* Begin RECORDED DATA *
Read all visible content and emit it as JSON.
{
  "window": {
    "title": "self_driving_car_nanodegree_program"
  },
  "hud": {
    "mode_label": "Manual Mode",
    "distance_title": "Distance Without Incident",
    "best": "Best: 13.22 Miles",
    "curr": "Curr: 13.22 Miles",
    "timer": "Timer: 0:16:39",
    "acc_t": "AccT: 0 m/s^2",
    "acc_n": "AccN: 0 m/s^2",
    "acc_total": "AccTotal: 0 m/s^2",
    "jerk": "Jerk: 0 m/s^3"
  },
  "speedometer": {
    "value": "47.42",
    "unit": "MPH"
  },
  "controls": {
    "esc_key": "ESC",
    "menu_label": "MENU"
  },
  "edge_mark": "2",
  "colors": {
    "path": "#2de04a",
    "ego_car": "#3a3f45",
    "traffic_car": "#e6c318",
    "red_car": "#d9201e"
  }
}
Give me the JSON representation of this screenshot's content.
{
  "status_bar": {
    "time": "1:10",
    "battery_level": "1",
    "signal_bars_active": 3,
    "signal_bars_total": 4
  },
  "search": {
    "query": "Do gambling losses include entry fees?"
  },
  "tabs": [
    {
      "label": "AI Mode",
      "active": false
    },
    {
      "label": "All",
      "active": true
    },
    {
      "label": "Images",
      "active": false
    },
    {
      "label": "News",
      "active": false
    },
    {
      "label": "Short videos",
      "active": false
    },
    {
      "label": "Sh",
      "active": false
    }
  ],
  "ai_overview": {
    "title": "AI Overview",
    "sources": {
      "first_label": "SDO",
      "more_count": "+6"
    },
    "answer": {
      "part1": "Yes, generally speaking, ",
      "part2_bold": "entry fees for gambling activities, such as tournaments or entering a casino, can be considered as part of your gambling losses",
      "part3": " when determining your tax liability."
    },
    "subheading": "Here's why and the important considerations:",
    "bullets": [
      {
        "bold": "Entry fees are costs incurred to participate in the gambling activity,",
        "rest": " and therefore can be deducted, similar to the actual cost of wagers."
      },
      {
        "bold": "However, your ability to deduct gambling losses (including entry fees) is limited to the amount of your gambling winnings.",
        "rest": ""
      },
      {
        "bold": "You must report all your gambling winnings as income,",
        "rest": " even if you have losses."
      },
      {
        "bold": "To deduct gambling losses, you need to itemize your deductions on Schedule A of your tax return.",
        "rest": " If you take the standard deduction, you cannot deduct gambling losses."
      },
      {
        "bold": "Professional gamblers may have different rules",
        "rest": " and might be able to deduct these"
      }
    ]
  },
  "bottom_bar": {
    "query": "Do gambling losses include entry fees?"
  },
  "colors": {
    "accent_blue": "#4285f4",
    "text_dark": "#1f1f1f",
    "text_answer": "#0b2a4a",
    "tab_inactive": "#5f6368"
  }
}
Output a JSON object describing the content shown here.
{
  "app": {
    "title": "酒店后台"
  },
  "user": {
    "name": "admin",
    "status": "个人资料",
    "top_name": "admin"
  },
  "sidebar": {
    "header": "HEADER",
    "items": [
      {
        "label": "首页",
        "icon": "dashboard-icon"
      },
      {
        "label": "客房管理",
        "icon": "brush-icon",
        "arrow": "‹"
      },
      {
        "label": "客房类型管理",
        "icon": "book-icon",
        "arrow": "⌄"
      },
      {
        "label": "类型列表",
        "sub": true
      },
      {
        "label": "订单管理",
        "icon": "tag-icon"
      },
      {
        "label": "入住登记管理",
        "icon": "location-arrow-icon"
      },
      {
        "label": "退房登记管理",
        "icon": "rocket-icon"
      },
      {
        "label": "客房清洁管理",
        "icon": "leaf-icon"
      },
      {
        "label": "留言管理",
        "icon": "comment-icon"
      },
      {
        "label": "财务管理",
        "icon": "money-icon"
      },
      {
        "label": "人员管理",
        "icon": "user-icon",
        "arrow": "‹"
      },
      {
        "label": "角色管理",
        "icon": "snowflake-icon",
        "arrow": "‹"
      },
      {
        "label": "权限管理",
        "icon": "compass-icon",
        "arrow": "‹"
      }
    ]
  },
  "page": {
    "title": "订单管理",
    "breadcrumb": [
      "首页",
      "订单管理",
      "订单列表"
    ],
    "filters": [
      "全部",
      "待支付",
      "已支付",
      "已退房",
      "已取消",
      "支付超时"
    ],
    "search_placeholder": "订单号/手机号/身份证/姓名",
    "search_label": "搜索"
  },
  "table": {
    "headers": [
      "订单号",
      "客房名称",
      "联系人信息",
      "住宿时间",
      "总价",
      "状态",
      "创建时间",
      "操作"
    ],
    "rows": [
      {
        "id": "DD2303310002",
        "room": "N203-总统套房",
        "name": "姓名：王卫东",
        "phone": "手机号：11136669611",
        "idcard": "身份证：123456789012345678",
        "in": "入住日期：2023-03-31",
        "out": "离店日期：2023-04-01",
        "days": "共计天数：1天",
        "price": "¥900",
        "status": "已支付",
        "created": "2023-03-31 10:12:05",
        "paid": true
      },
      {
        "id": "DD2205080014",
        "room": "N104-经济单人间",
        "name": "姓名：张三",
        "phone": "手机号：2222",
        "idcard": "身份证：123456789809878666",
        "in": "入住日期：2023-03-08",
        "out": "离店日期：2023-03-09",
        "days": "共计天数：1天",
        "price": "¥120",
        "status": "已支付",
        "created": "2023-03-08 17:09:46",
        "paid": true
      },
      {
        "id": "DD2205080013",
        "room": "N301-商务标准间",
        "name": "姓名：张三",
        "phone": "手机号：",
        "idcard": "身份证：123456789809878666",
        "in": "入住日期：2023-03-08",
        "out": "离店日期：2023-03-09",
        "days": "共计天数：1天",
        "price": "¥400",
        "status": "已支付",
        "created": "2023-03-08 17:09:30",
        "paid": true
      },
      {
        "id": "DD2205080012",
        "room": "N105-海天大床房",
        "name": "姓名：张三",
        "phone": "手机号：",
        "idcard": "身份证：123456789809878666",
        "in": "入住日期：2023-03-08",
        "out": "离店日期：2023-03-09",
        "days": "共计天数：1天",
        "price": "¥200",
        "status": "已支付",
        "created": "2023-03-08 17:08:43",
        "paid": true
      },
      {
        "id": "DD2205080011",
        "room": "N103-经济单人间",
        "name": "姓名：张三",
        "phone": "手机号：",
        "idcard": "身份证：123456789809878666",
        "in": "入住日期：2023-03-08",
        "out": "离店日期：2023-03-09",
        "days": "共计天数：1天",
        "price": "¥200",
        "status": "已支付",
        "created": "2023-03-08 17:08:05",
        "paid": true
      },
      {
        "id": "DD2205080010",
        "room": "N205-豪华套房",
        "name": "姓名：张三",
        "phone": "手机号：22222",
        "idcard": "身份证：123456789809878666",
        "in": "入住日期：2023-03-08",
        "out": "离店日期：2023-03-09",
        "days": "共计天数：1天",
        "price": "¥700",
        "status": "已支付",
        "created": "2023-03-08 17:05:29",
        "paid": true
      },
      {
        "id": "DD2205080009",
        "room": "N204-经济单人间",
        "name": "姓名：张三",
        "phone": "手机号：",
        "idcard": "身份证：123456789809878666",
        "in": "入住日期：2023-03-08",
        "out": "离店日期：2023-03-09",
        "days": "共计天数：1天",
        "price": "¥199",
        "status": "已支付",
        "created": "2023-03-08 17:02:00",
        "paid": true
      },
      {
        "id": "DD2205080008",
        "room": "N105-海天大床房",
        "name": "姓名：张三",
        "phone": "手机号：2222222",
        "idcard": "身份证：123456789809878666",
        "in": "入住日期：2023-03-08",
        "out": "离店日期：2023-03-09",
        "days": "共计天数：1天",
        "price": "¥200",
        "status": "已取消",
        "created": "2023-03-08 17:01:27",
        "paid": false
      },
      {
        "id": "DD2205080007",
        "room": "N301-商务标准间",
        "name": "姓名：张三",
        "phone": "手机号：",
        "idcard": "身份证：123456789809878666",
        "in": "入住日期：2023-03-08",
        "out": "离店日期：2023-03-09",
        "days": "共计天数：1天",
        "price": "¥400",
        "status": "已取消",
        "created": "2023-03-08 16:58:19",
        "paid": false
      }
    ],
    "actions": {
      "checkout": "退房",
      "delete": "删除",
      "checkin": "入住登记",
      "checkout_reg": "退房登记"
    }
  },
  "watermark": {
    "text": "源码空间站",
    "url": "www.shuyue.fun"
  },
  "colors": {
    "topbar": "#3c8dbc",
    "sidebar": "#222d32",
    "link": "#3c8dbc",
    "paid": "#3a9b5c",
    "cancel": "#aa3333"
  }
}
* End RECORDED DATA *
→ EXERCISE BRIEF
Show every line from the listing above in which the string "gambling" appears.

→ EXPECTED ANSWER
    "query": "Do gambling losses include entry fees?"
      "part2_bold": "entry fees for gambling activities, such as tournaments or entering a casino, can be considered as part of your gambling losses",
        "bold": "Entry fees are costs incurred to participate in the gambling activity,",
        "bold": "However, your ability to deduct gambling losses (including entry fees) is limited to the amount of your gambling winnings.",
        "bold": "You must report all your gambling winnings as income,",
        "bold": "To deduct gambling losses, you need to itemize your deductions on Schedule A of your tax return.",
        "rest": " If you take the standard deduction, you cannot deduct gambling losses."
    "query": "Do gambling losses include entry fees?"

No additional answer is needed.